- WRITTEN EXERCISE
Extract all of the data and reproduce it precisely.

Recorded data
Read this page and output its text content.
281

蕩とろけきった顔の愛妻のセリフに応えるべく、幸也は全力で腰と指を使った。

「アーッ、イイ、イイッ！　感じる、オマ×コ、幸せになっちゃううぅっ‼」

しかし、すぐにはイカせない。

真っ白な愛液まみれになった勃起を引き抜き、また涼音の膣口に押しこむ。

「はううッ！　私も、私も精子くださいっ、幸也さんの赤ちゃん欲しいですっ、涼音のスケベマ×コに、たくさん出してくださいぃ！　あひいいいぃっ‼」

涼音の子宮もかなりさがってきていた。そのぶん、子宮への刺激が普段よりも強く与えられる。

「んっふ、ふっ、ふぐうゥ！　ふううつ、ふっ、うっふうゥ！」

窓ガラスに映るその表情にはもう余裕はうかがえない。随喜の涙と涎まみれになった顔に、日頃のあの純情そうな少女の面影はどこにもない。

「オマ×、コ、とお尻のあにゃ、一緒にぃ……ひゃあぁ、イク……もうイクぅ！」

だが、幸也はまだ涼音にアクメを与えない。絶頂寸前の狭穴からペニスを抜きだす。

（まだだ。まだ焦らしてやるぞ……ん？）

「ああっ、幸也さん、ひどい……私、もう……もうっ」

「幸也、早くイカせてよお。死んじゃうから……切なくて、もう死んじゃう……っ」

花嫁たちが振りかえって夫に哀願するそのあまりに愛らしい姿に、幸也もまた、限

- ANSWER FOR THE TASK
Read this page and output its text content.
281

蕩とろけきった顔の愛妻のセリフに応えるべく、幸也は全力で腰と指を使った。

「アーッ、イイ、イイッ！　感じる、オマ×コ、幸せになっちゃううぅっ‼」

しかし、すぐにはイカせない。

真っ白な愛液まみれになった勃起を引き抜き、また涼音の膣口に押しこむ。

「はううッ！　私も、私も精子くださいっ、幸也さんの赤ちゃん欲しいですっ、涼音のスケベマ×コに、たくさん出してくださいぃ！　あひいいいぃっ‼」

涼音の子宮もかなりさがってきていた。そのぶん、子宮への刺激が普段よりも強く与えられる。

「んっふ、ふっ、ふぐうゥ！　ふううつ、ふっ、うっふうゥ！」

窓ガラスに映るその表情にはもう余裕はうかがえない。随喜の涙と涎まみれになった顔に、日頃のあの純情そうな少女の面影はどこにもない。

「オマ×、コ、とお尻のあにゃ、一緒にぃ……ひゃあぁ、イク……もうイクぅ！」

だが、幸也はまだ涼音にアクメを与えない。絶頂寸前の狭穴からペニスを抜きだす。

（まだだ。まだ焦らしてやるぞ……ん？）

「ああっ、幸也さん、ひどい……私、もう……もうっ」

「幸也、早くイカせてよお。死んじゃうから……切なくて、もう死んじゃう……っ」

花嫁たちが振りかえって夫に哀願するそのあまりに愛らしい姿に、幸也もまた、限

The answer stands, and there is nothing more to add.